> **Data extract**:
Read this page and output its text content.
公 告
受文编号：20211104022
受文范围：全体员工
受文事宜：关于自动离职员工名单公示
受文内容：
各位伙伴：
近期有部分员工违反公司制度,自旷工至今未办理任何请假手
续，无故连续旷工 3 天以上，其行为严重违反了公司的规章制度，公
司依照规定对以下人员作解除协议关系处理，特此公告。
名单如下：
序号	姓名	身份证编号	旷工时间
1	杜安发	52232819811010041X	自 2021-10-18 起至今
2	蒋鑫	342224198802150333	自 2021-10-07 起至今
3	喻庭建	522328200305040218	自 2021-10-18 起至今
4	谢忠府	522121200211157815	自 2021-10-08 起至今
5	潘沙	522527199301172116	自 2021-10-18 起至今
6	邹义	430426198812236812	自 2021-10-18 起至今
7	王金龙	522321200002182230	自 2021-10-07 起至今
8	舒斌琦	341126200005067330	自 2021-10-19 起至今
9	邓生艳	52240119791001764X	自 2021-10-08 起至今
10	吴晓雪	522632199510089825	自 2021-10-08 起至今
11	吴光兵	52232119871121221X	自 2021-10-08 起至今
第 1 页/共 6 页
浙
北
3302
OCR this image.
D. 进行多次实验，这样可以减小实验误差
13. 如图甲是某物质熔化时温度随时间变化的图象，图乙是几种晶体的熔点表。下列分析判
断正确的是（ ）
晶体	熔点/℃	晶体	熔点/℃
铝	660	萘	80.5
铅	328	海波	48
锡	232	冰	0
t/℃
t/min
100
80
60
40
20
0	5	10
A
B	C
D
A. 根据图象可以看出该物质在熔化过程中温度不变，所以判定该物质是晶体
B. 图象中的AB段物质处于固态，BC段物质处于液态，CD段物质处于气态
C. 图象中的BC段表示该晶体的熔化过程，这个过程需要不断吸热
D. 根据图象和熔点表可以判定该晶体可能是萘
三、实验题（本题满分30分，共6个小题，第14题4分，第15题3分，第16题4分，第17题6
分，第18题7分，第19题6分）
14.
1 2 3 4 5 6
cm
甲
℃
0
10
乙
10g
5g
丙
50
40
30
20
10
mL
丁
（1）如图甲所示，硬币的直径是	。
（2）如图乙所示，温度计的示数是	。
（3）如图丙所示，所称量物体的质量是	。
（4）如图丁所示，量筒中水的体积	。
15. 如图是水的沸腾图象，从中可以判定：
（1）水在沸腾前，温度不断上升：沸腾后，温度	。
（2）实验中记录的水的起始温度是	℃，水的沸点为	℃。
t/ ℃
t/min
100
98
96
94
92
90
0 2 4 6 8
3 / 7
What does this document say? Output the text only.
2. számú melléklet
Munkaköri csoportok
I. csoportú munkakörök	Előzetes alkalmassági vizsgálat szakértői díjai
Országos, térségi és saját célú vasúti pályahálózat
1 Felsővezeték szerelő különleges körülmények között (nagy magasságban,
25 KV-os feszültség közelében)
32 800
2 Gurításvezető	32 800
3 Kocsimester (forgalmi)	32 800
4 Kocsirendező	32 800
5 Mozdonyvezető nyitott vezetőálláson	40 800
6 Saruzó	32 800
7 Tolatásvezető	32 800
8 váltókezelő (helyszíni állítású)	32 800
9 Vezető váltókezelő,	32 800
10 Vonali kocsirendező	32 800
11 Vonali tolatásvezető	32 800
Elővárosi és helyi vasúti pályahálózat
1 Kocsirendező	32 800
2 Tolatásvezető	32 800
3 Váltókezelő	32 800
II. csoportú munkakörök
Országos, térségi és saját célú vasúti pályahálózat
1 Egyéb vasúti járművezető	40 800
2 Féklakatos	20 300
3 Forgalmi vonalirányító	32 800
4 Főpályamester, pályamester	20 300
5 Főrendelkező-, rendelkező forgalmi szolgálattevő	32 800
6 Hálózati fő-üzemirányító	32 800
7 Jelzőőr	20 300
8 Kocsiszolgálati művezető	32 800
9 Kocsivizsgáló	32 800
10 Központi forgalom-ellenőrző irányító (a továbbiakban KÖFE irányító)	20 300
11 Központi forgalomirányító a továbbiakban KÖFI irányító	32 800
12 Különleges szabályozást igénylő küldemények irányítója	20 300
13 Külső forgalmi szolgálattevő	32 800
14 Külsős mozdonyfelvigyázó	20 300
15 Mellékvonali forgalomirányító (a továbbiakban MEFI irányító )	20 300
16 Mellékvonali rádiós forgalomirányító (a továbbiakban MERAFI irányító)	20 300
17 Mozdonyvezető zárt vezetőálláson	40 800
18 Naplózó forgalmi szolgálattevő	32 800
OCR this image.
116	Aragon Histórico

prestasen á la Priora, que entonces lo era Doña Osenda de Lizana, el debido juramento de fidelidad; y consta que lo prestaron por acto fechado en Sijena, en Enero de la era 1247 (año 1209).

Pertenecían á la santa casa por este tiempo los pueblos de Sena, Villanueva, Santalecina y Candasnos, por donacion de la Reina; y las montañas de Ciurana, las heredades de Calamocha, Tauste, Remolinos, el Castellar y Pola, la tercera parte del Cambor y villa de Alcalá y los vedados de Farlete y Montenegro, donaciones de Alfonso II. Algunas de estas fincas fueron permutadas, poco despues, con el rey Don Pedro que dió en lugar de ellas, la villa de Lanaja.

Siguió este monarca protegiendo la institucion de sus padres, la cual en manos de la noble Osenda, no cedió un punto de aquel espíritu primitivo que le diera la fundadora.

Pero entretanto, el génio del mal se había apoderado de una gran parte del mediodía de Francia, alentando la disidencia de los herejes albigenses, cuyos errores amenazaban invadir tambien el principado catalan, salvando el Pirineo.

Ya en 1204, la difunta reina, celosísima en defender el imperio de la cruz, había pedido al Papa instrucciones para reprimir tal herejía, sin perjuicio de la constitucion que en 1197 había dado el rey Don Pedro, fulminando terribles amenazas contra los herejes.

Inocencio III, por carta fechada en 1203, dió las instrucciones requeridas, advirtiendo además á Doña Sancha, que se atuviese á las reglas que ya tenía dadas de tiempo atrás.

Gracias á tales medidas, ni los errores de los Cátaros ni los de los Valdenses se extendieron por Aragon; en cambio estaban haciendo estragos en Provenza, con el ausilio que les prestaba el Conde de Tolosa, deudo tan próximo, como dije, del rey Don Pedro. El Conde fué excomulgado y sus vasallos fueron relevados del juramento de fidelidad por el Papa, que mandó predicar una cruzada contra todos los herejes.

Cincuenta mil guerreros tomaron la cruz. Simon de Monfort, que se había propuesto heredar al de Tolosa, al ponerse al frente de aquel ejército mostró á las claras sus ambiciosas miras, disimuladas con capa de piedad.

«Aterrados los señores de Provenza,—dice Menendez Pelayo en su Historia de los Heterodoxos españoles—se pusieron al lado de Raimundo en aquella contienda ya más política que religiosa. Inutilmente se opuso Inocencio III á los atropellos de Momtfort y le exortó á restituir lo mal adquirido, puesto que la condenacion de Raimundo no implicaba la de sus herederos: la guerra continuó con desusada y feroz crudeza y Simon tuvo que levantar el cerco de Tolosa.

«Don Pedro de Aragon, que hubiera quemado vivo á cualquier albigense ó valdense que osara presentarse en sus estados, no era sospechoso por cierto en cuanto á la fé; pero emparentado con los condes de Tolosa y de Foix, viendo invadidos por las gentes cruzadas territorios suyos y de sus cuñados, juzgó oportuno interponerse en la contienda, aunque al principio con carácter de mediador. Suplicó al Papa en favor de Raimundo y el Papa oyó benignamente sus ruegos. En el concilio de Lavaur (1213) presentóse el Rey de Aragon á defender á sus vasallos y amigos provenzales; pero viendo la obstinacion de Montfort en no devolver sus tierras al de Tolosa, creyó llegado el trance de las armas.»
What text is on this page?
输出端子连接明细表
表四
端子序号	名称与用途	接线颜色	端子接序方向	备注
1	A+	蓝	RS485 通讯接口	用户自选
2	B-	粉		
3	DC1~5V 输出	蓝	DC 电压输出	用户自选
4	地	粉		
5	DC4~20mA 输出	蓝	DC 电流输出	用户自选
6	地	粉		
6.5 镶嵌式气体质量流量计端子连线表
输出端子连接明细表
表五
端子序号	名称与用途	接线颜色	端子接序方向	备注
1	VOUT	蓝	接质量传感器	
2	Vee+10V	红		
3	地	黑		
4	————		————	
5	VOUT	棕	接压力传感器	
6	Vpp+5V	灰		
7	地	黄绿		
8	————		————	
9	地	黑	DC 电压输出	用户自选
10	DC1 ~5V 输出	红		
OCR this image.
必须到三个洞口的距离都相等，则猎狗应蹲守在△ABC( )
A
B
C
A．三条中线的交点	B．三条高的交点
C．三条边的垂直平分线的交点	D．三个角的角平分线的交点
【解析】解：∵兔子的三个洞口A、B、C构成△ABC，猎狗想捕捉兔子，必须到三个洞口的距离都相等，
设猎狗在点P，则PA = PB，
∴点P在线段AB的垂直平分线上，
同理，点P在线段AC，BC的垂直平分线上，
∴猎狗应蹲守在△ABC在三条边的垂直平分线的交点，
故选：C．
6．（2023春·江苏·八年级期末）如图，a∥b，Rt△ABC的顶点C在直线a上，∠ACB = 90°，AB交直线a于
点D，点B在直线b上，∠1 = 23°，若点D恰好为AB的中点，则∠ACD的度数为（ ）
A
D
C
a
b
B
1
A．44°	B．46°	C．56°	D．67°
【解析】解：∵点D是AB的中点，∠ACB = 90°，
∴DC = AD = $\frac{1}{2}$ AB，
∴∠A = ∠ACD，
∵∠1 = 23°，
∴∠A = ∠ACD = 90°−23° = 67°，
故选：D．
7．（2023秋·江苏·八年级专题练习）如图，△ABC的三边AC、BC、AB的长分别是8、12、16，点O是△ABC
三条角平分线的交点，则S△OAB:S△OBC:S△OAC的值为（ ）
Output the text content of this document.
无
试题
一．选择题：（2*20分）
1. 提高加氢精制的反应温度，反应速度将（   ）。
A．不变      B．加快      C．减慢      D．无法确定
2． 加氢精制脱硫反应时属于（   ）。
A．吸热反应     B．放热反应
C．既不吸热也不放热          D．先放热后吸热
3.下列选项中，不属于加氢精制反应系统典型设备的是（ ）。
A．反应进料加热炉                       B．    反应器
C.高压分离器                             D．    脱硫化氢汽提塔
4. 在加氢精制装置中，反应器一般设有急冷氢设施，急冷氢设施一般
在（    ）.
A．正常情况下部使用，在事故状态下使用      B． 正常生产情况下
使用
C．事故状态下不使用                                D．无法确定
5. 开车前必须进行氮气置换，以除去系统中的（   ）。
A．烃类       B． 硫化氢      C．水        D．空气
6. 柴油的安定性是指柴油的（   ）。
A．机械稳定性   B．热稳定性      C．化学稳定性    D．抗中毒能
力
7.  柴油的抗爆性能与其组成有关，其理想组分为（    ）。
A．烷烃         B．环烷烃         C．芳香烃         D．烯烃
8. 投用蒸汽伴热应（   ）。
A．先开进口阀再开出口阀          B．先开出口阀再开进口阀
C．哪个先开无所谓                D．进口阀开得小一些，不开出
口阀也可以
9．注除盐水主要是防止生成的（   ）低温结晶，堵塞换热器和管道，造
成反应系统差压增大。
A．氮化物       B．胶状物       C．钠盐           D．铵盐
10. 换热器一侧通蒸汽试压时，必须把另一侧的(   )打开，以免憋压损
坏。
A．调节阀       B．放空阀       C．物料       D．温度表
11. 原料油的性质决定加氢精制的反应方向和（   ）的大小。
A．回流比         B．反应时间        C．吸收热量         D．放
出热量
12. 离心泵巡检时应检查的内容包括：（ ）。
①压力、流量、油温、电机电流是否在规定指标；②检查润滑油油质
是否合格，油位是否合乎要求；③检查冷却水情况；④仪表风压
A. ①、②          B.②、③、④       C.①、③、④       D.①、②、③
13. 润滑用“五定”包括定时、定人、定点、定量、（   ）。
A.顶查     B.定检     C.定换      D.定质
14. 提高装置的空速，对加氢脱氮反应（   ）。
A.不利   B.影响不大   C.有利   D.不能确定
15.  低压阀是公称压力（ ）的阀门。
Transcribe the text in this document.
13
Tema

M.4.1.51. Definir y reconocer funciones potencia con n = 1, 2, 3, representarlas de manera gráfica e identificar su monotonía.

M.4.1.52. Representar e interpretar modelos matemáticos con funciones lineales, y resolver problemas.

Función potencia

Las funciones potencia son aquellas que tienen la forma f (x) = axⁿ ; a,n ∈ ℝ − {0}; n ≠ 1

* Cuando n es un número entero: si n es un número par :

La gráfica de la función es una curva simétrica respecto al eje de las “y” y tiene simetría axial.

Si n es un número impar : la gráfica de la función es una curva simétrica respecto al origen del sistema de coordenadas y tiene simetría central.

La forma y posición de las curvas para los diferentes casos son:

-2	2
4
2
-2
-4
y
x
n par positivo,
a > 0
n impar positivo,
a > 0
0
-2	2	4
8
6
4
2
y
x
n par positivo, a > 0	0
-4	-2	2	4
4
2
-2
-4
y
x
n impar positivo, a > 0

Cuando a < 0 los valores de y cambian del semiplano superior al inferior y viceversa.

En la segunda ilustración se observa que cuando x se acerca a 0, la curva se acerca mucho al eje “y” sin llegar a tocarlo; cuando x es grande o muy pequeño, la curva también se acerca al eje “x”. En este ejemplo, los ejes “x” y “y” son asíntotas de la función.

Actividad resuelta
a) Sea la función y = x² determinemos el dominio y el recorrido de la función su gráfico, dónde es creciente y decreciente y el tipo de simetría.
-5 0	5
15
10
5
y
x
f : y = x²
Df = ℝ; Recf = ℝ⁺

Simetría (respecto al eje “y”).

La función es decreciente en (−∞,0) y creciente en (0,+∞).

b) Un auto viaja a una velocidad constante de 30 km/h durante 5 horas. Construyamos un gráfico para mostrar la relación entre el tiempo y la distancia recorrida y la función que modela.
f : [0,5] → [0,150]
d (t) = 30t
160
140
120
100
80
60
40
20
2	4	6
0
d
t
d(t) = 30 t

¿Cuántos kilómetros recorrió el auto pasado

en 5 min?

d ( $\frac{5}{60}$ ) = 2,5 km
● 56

> **Set exercise**:
Your answer should be one number: how many lines in the material above contain the string "Osenda".

> **The completed task**:
2